Given exercise:
Below is a listing to write out in full, exactly as given, without its pictures.
---------- Dataset rows
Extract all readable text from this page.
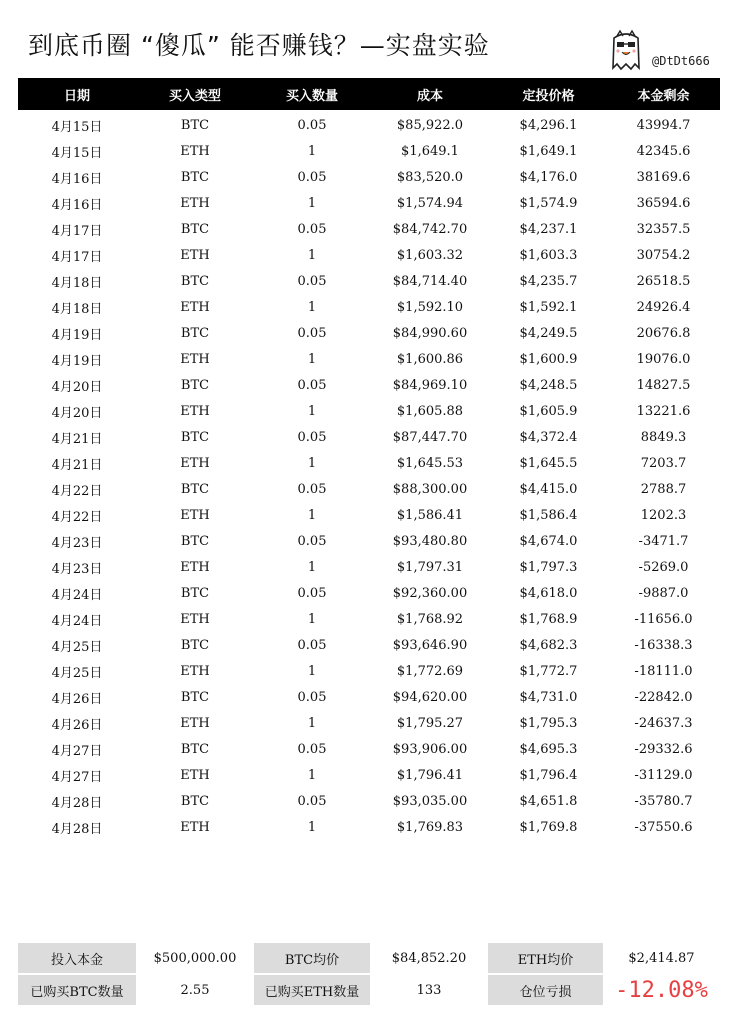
到底币圈 “傻瓜” 能否赚钱？—实盘实验
@DtDt666
日期	买入类型	买入数量	成本	定投价格	本金剩余
4月15日	BTC	0.05	$85,922.0	$4,296.1	43994.7
4月15日	ETH	1	$1,649.1	$1,649.1	42345.6
4月16日	BTC	0.05	$83,520.0	$4,176.0	38169.6
4月16日	ETH	1	$1,574.94	$1,574.9	36594.6
4月17日	BTC	0.05	$84,742.70	$4,237.1	32357.5
4月17日	ETH	1	$1,603.32	$1,603.3	30754.2
4月18日	BTC	0.05	$84,714.40	$4,235.7	26518.5
4月18日	ETH	1	$1,592.10	$1,592.1	24926.4
4月19日	BTC	0.05	$84,990.60	$4,249.5	20676.8
4月19日	ETH	1	$1,600.86	$1,600.9	19076.0
4月20日	BTC	0.05	$84,969.10	$4,248.5	14827.5
4月20日	ETH	1	$1,605.88	$1,605.9	13221.6
4月21日	BTC	0.05	$87,447.70	$4,372.4	8849.3
4月21日	ETH	1	$1,645.53	$1,645.5	7203.7
4月22日	BTC	0.05	$88,300.00	$4,415.0	2788.7
4月22日	ETH	1	$1,586.41	$1,586.4	1202.3
4月23日	BTC	0.05	$93,480.80	$4,674.0	-3471.7
4月23日	ETH	1	$1,797.31	$1,797.3	-5269.0
4月24日	BTC	0.05	$92,360.00	$4,618.0	-9887.0
4月24日	ETH	1	$1,768.92	$1,768.9	-11656.0
4月25日	BTC	0.05	$93,646.90	$4,682.3	-16338.3
4月25日	ETH	1	$1,772.69	$1,772.7	-18111.0
4月26日	BTC	0.05	$94,620.00	$4,731.0	-22842.0
4月26日	ETH	1	$1,795.27	$1,795.3	-24637.3
4月27日	BTC	0.05	$93,906.00	$4,695.3	-29332.6
4月27日	ETH	1	$1,796.41	$1,796.4	-31129.0
4月28日	BTC	0.05	$93,035.00	$4,651.8	-35780.7
4月28日	ETH	1	$1,769.83	$1,769.8	-37550.6
投入本金	$500,000.00	BTC均价	$84,852.20	ETH均价	$2,414.87
已购买BTC数量	2.55	已购买ETH数量	133	仓位亏损	-12.08%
--------------------
Finished task:
Extract all readable text from this page.
到底币圈 “傻瓜” 能否赚钱？—实盘实验
@DtDt666
日期	买入类型	买入数量	成本	定投价格	本金剩余
4月15日	BTC	0.05	$85,922.0	$4,296.1	43994.7
4月15日	ETH	1	$1,649.1	$1,649.1	42345.6
4月16日	BTC	0.05	$83,520.0	$4,176.0	38169.6
4月16日	ETH	1	$1,574.94	$1,574.9	36594.6
4月17日	BTC	0.05	$84,742.70	$4,237.1	32357.5
4月17日	ETH	1	$1,603.32	$1,603.3	30754.2
4月18日	BTC	0.05	$84,714.40	$4,235.7	26518.5
4月18日	ETH	1	$1,592.10	$1,592.1	24926.4
4月19日	BTC	0.05	$84,990.60	$4,249.5	20676.8
4月19日	ETH	1	$1,600.86	$1,600.9	19076.0
4月20日	BTC	0.05	$84,969.10	$4,248.5	14827.5
4月20日	ETH	1	$1,605.88	$1,605.9	13221.6
4月21日	BTC	0.05	$87,447.70	$4,372.4	8849.3
4月21日	ETH	1	$1,645.53	$1,645.5	7203.7
4月22日	BTC	0.05	$88,300.00	$4,415.0	2788.7
4月22日	ETH	1	$1,586.41	$1,586.4	1202.3
4月23日	BTC	0.05	$93,480.80	$4,674.0	-3471.7
4月23日	ETH	1	$1,797.31	$1,797.3	-5269.0
4月24日	BTC	0.05	$92,360.00	$4,618.0	-9887.0
4月24日	ETH	1	$1,768.92	$1,768.9	-11656.0
4月25日	BTC	0.05	$93,646.90	$4,682.3	-16338.3
4月25日	ETH	1	$1,772.69	$1,772.7	-18111.0
4月26日	BTC	0.05	$94,620.00	$4,731.0	-22842.0
4月26日	ETH	1	$1,795.27	$1,795.3	-24637.3
4月27日	BTC	0.05	$93,906.00	$4,695.3	-29332.6
4月27日	ETH	1	$1,796.41	$1,796.4	-31129.0
4月28日	BTC	0.05	$93,035.00	$4,651.8	-35780.7
4月28日	ETH	1	$1,769.83	$1,769.8	-37550.6
投入本金	$500,000.00	BTC均价	$84,852.20	ETH均价	$2,414.87
已购买BTC数量	2.55	已购买ETH数量	133	仓位亏损	-12.08%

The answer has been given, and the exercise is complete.